Dataset records:
════════

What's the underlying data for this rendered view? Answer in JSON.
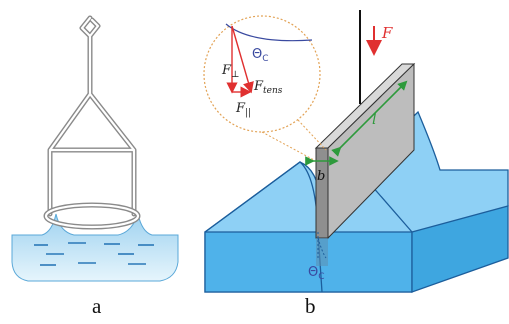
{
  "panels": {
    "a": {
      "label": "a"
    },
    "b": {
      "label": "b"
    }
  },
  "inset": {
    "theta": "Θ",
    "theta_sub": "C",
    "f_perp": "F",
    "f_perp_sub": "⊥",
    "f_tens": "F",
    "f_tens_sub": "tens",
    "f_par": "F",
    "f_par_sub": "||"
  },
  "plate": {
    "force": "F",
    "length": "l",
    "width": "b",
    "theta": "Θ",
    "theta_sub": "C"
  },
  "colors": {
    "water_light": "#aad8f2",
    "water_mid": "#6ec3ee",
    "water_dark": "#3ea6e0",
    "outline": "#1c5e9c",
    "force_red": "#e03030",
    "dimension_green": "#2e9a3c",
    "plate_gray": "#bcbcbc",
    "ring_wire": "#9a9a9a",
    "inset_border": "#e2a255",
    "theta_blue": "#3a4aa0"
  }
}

════════

### JOB:
Reproduce every line above as written, skipping pictures.

### EXERCISE OUTPUT:
What's the underlying data for this rendered view? Answer in JSON.
{
  "panels": {
    "a": {
      "label": "a"
    },
    "b": {
      "label": "b"
    }
  },
  "inset": {
    "theta": "Θ",
    "theta_sub": "C",
    "f_perp": "F",
    "f_perp_sub": "⊥",
    "f_tens": "F",
    "f_tens_sub": "tens",
    "f_par": "F",
    "f_par_sub": "||"
  },
  "plate": {
    "force": "F",
    "length": "l",
    "width": "b",
    "theta": "Θ",
    "theta_sub": "C"
  },
  "colors": {
    "water_light": "#aad8f2",
    "water_mid": "#6ec3ee",
    "water_dark": "#3ea6e0",
    "outline": "#1c5e9c",
    "force_red": "#e03030",
    "dimension_green": "#2e9a3c",
    "plate_gray": "#bcbcbc",
    "ring_wire": "#9a9a9a",
    "inset_border": "#e2a255",
    "theta_blue": "#3a4aa0"
  }
}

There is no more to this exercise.